Task prompt:
Using the data below, copy each line that includes the word "title".

*** Opening Records for the task ***

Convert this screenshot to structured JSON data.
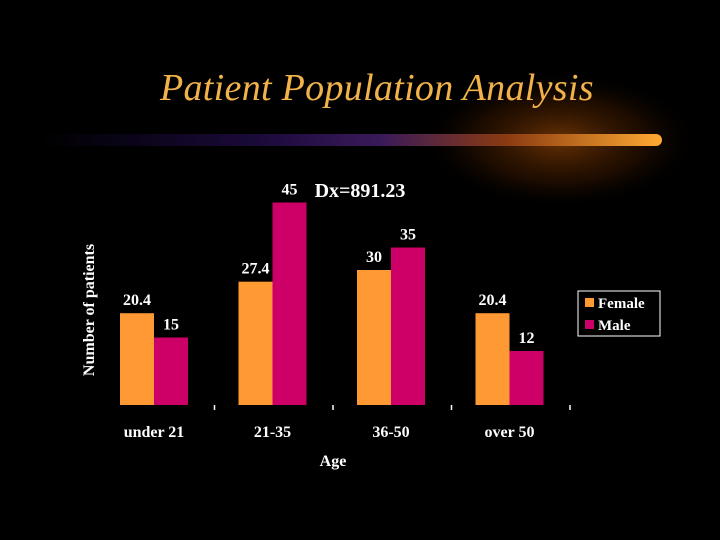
{
  "slide": {
    "title": "Patient Population Analysis"
  },
  "colors": {
    "title": "#F2B24A",
    "female": "#FF9933",
    "male": "#CC0066",
    "background": "#000000",
    "text": "#FFFFFF"
  },
  "chart_data": {
    "type": "bar",
    "title": "Dx=891.23",
    "xlabel": "Age",
    "ylabel": "Number of patients",
    "categories": [
      "under 21",
      "21-35",
      "36-50",
      "over 50"
    ],
    "series": [
      {
        "name": "Female",
        "values": [
          20.4,
          27.4,
          30,
          20.4
        ]
      },
      {
        "name": "Male",
        "values": [
          15,
          45,
          35,
          12
        ]
      }
    ],
    "data_labels": {
      "Female": [
        "20.4",
        "27.4",
        "30",
        "20.4"
      ],
      "Male": [
        "15",
        "45",
        "35",
        "12"
      ]
    },
    "ylim": [
      0,
      50
    ],
    "grid": false,
    "legend": "right"
  }
}
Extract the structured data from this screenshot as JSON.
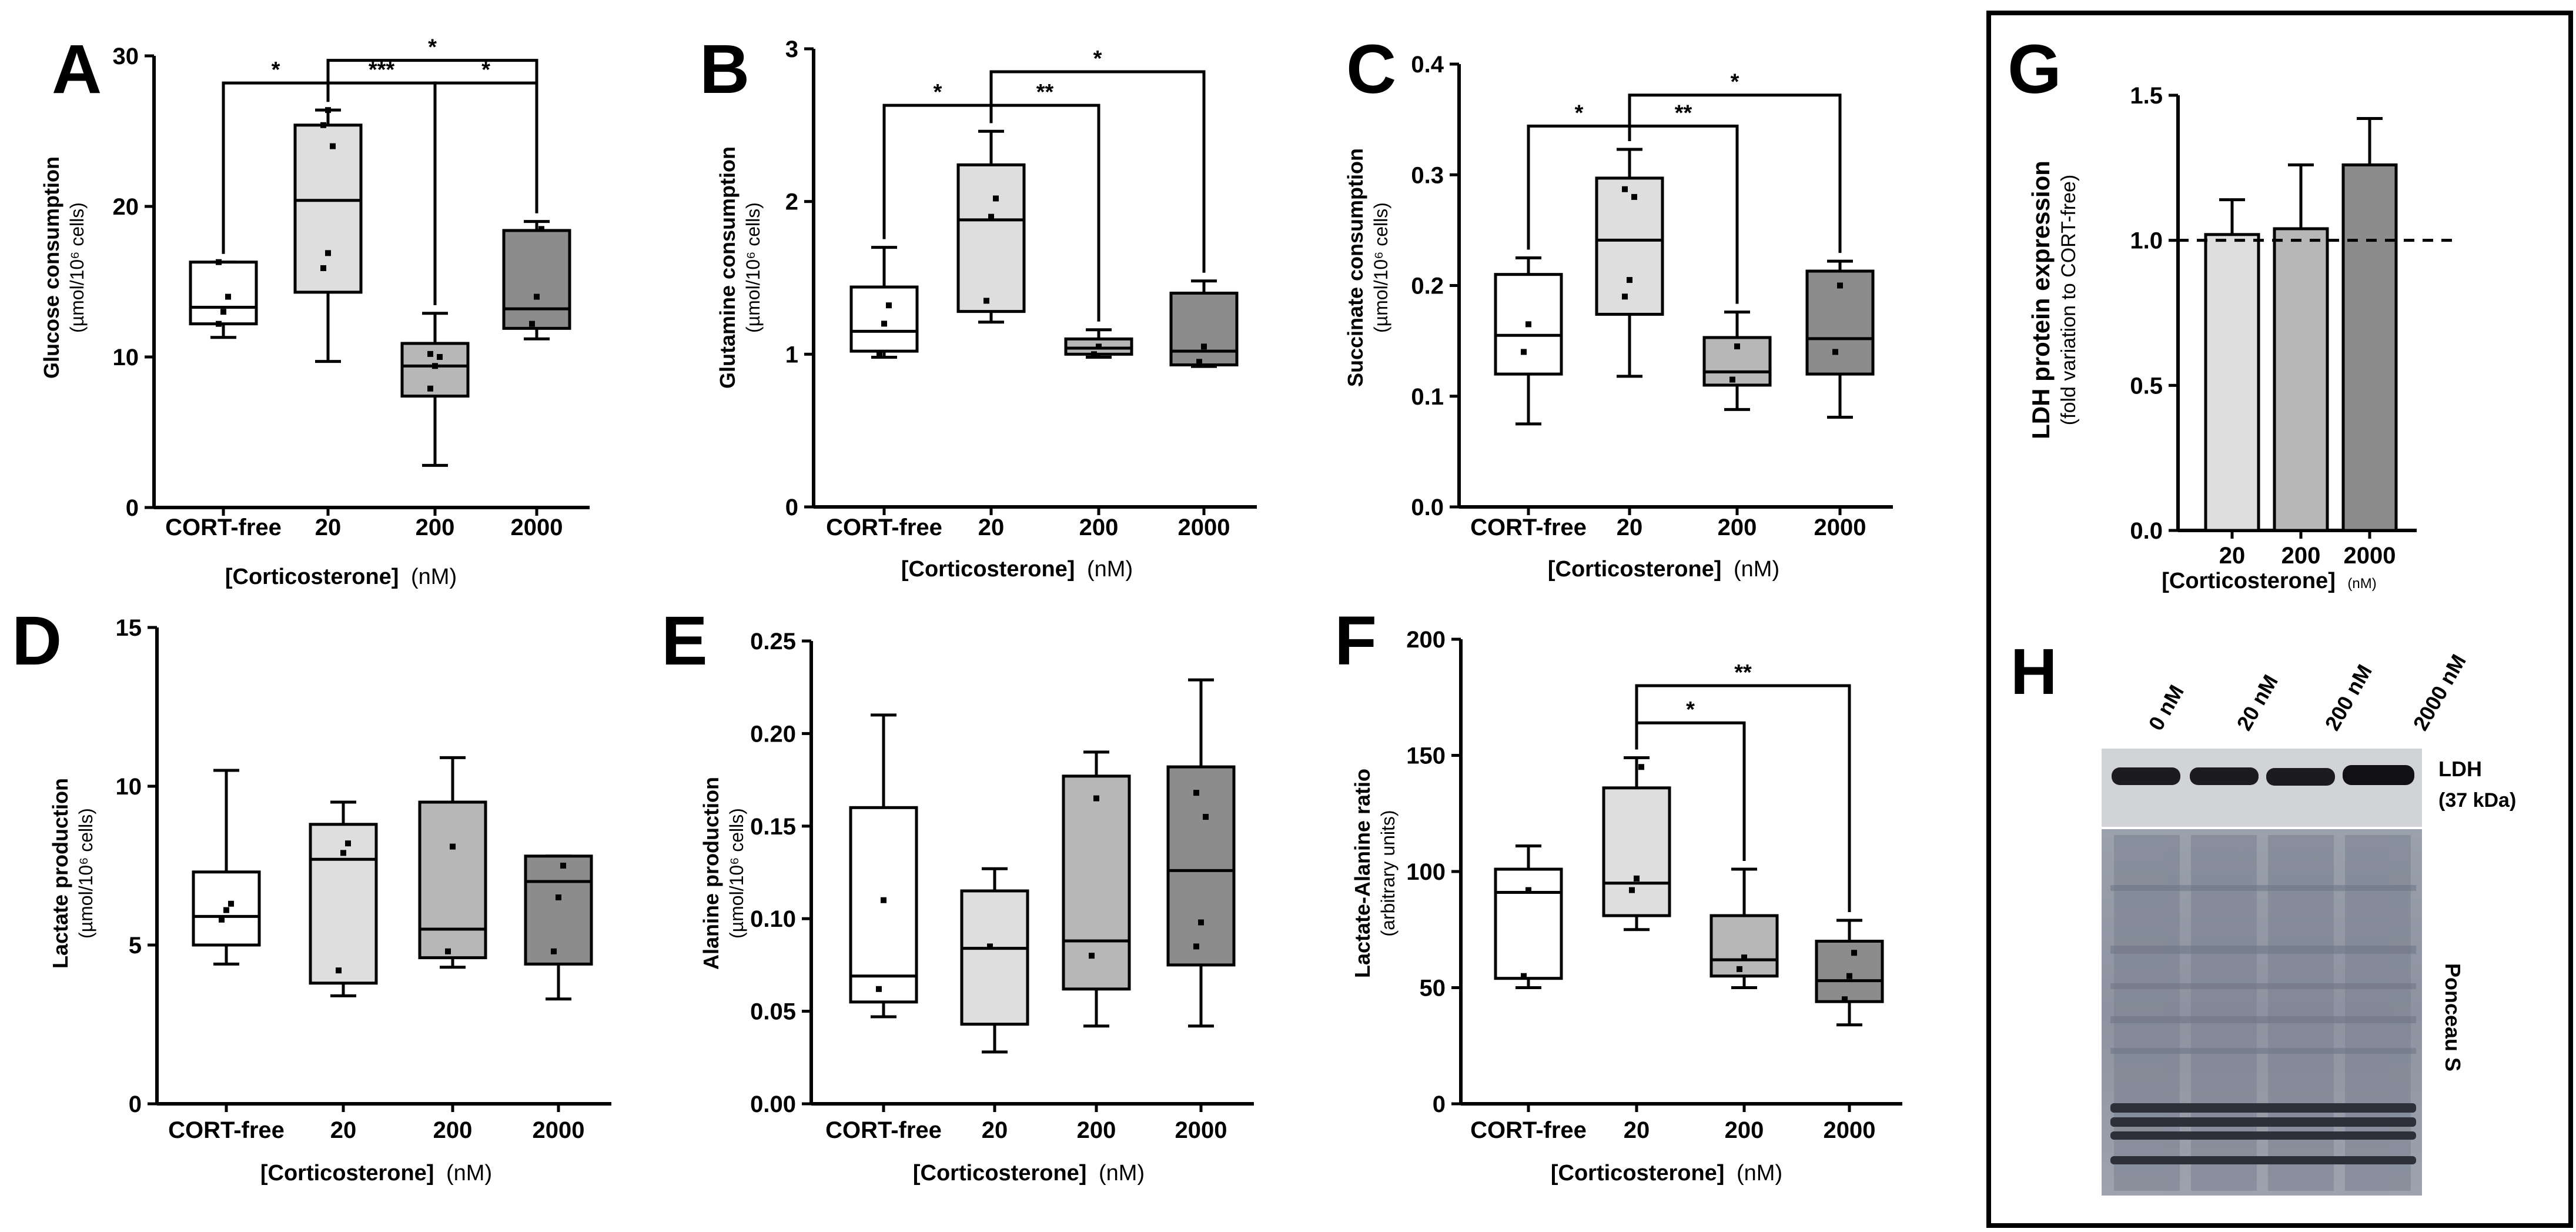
{
  "common": {
    "xlabel_main": "[Corticosterone]",
    "xlabel_unit": "(nM)",
    "box_colors": [
      "#ffffff",
      "#dedede",
      "#b7b7b7",
      "#8c8c8c"
    ],
    "bar_colors": [
      "#dedede",
      "#b7b7b7",
      "#8c8c8c"
    ]
  },
  "chart_data": [
    {
      "id": "A",
      "letter": "A",
      "type": "box",
      "ylabel_main": "Glucose consumption",
      "ylabel_sub": "(µmol/10⁶ cells)",
      "categories": [
        "CORT-free",
        "20",
        "200",
        "2000"
      ],
      "ylim": [
        0,
        30
      ],
      "yticks": [
        0,
        10,
        20,
        30
      ],
      "boxes": [
        {
          "min": 11.3,
          "q1": 12.2,
          "median": 13.3,
          "q3": 16.3,
          "max": 16.3,
          "points": [
            12.2,
            13.0,
            14.0,
            16.3
          ]
        },
        {
          "min": 9.7,
          "q1": 14.3,
          "median": 20.4,
          "q3": 25.4,
          "max": 26.4,
          "points": [
            15.9,
            16.9,
            24.0,
            25.4,
            26.4
          ]
        },
        {
          "min": 2.8,
          "q1": 7.4,
          "median": 9.4,
          "q3": 10.9,
          "max": 12.9,
          "points": [
            7.9,
            9.4,
            10.0,
            10.2
          ]
        },
        {
          "min": 11.2,
          "q1": 11.9,
          "median": 13.2,
          "q3": 18.4,
          "max": 19.0,
          "points": [
            12.2,
            14.0,
            18.5
          ]
        }
      ],
      "significance": [
        {
          "from": 0,
          "to": 1,
          "label": "*",
          "level": 28.2
        },
        {
          "from": 1,
          "to": 2,
          "label": "***",
          "level": 28.2
        },
        {
          "from": 2,
          "to": 3,
          "label": "*",
          "level": 28.2
        },
        {
          "from": 1,
          "to": 3,
          "label": "*",
          "level": 29.7
        }
      ]
    },
    {
      "id": "B",
      "letter": "B",
      "type": "box",
      "ylabel_main": "Glutamine consumption",
      "ylabel_sub": "(µmol/10⁶ cells)",
      "categories": [
        "CORT-free",
        "20",
        "200",
        "2000"
      ],
      "ylim": [
        0,
        3
      ],
      "yticks": [
        0,
        1,
        2,
        3
      ],
      "boxes": [
        {
          "min": 0.98,
          "q1": 1.02,
          "median": 1.15,
          "q3": 1.44,
          "max": 1.7,
          "points": [
            1.0,
            1.2,
            1.32
          ]
        },
        {
          "min": 1.21,
          "q1": 1.28,
          "median": 1.88,
          "q3": 2.24,
          "max": 2.46,
          "points": [
            1.35,
            1.9,
            2.02
          ]
        },
        {
          "min": 0.98,
          "q1": 1.0,
          "median": 1.04,
          "q3": 1.1,
          "max": 1.16,
          "points": [
            1.0,
            1.05
          ]
        },
        {
          "min": 0.92,
          "q1": 0.93,
          "median": 1.02,
          "q3": 1.4,
          "max": 1.48,
          "points": [
            0.95,
            1.05
          ]
        }
      ],
      "significance": [
        {
          "from": 0,
          "to": 1,
          "label": "*",
          "level": 2.63
        },
        {
          "from": 1,
          "to": 2,
          "label": "**",
          "level": 2.63
        },
        {
          "from": 1,
          "to": 3,
          "label": "*",
          "level": 2.85
        }
      ]
    },
    {
      "id": "C",
      "letter": "C",
      "type": "box",
      "ylabel_main": "Succinate consumption",
      "ylabel_sub": "(µmol/10⁶ cells)",
      "categories": [
        "CORT-free",
        "20",
        "200",
        "2000"
      ],
      "ylim": [
        0,
        0.4
      ],
      "yticks": [
        "0.0",
        "0.1",
        "0.2",
        "0.3",
        "0.4"
      ],
      "boxes": [
        {
          "min": 0.075,
          "q1": 0.12,
          "median": 0.155,
          "q3": 0.21,
          "max": 0.225,
          "points": [
            0.14,
            0.165
          ]
        },
        {
          "min": 0.118,
          "q1": 0.174,
          "median": 0.241,
          "q3": 0.297,
          "max": 0.323,
          "points": [
            0.19,
            0.205,
            0.28,
            0.287
          ]
        },
        {
          "min": 0.088,
          "q1": 0.11,
          "median": 0.122,
          "q3": 0.153,
          "max": 0.176,
          "points": [
            0.115,
            0.145
          ]
        },
        {
          "min": 0.081,
          "q1": 0.12,
          "median": 0.152,
          "q3": 0.213,
          "max": 0.222,
          "points": [
            0.14,
            0.2
          ]
        }
      ],
      "significance": [
        {
          "from": 0,
          "to": 1,
          "label": "*",
          "level": 0.344
        },
        {
          "from": 1,
          "to": 2,
          "label": "**",
          "level": 0.344
        },
        {
          "from": 1,
          "to": 3,
          "label": "*",
          "level": 0.372
        }
      ]
    },
    {
      "id": "D",
      "letter": "D",
      "type": "box",
      "ylabel_main": "Lactate production",
      "ylabel_sub": "(µmol/10⁶ cells)",
      "categories": [
        "CORT-free",
        "20",
        "200",
        "2000"
      ],
      "ylim": [
        0,
        15
      ],
      "yticks": [
        0,
        5,
        10,
        15
      ],
      "boxes": [
        {
          "min": 4.4,
          "q1": 5.0,
          "median": 5.9,
          "q3": 7.3,
          "max": 10.5,
          "points": [
            5.8,
            6.1,
            6.3
          ]
        },
        {
          "min": 3.4,
          "q1": 3.8,
          "median": 7.7,
          "q3": 8.8,
          "max": 9.5,
          "points": [
            4.2,
            7.9,
            8.2
          ]
        },
        {
          "min": 4.3,
          "q1": 4.6,
          "median": 5.5,
          "q3": 9.5,
          "max": 10.9,
          "points": [
            4.8,
            8.1
          ]
        },
        {
          "min": 3.3,
          "q1": 4.4,
          "median": 7.0,
          "q3": 7.8,
          "max": 7.8,
          "points": [
            4.8,
            6.5,
            7.5
          ]
        }
      ],
      "significance": []
    },
    {
      "id": "E",
      "letter": "E",
      "type": "box",
      "ylabel_main": "Alanine production",
      "ylabel_sub": "(µmol/10⁶ cells)",
      "categories": [
        "CORT-free",
        "20",
        "200",
        "2000"
      ],
      "ylim": [
        0,
        0.25
      ],
      "yticks": [
        "0.00",
        "0.05",
        "0.10",
        "0.15",
        "0.20",
        "0.25"
      ],
      "boxes": [
        {
          "min": 0.047,
          "q1": 0.055,
          "median": 0.069,
          "q3": 0.16,
          "max": 0.21,
          "points": [
            0.062,
            0.11
          ]
        },
        {
          "min": 0.028,
          "q1": 0.043,
          "median": 0.084,
          "q3": 0.115,
          "max": 0.127,
          "points": [
            0.085
          ]
        },
        {
          "min": 0.042,
          "q1": 0.062,
          "median": 0.088,
          "q3": 0.177,
          "max": 0.19,
          "points": [
            0.08,
            0.165
          ]
        },
        {
          "min": 0.042,
          "q1": 0.075,
          "median": 0.126,
          "q3": 0.182,
          "max": 0.229,
          "points": [
            0.085,
            0.098,
            0.155,
            0.168
          ]
        }
      ],
      "significance": []
    },
    {
      "id": "F",
      "letter": "F",
      "type": "box",
      "ylabel_main": "Lactate-Alanine ratio",
      "ylabel_sub": "(arbitrary units)",
      "categories": [
        "CORT-free",
        "20",
        "200",
        "2000"
      ],
      "ylim": [
        0,
        200
      ],
      "yticks": [
        0,
        50,
        100,
        150,
        200
      ],
      "boxes": [
        {
          "min": 50,
          "q1": 54,
          "median": 91,
          "q3": 101,
          "max": 111,
          "points": [
            55,
            92
          ]
        },
        {
          "min": 75,
          "q1": 81,
          "median": 95,
          "q3": 136,
          "max": 149,
          "points": [
            92,
            97,
            145
          ]
        },
        {
          "min": 50,
          "q1": 55,
          "median": 62,
          "q3": 81,
          "max": 101,
          "points": [
            58,
            63
          ]
        },
        {
          "min": 34,
          "q1": 44,
          "median": 53,
          "q3": 70,
          "max": 79,
          "points": [
            45,
            55,
            65
          ]
        }
      ],
      "significance": [
        {
          "from": 1,
          "to": 2,
          "label": "*",
          "level": 164
        },
        {
          "from": 1,
          "to": 3,
          "label": "**",
          "level": 180
        }
      ]
    },
    {
      "id": "G",
      "letter": "G",
      "type": "bar",
      "ylabel_main": "LDH protein expression",
      "ylabel_sub": "(fold variation to CORT-free)",
      "xlabel_main": "[Corticosterone]",
      "xlabel_unit": "(nM)",
      "categories": [
        "20",
        "200",
        "2000"
      ],
      "values": [
        1.02,
        1.04,
        1.26
      ],
      "errors": [
        0.12,
        0.22,
        0.16
      ],
      "reference_line": 1.0,
      "ylim": [
        0,
        1.5
      ],
      "yticks": [
        "0.0",
        "0.5",
        "1.0",
        "1.5"
      ]
    }
  ],
  "blot": {
    "letter": "H",
    "lanes": [
      "0 nM",
      "20 nM",
      "200 nM",
      "2000 nM"
    ],
    "ldh_label": "LDH",
    "ldh_sub": "(37 kDa)",
    "ponceau_label": "Ponceau S"
  }
}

*** Closing Records for the task ***

Your solution:
    "title": "Patient Population Analysis"
    "title": "#F2B24A",
    "title": "Dx=891.23",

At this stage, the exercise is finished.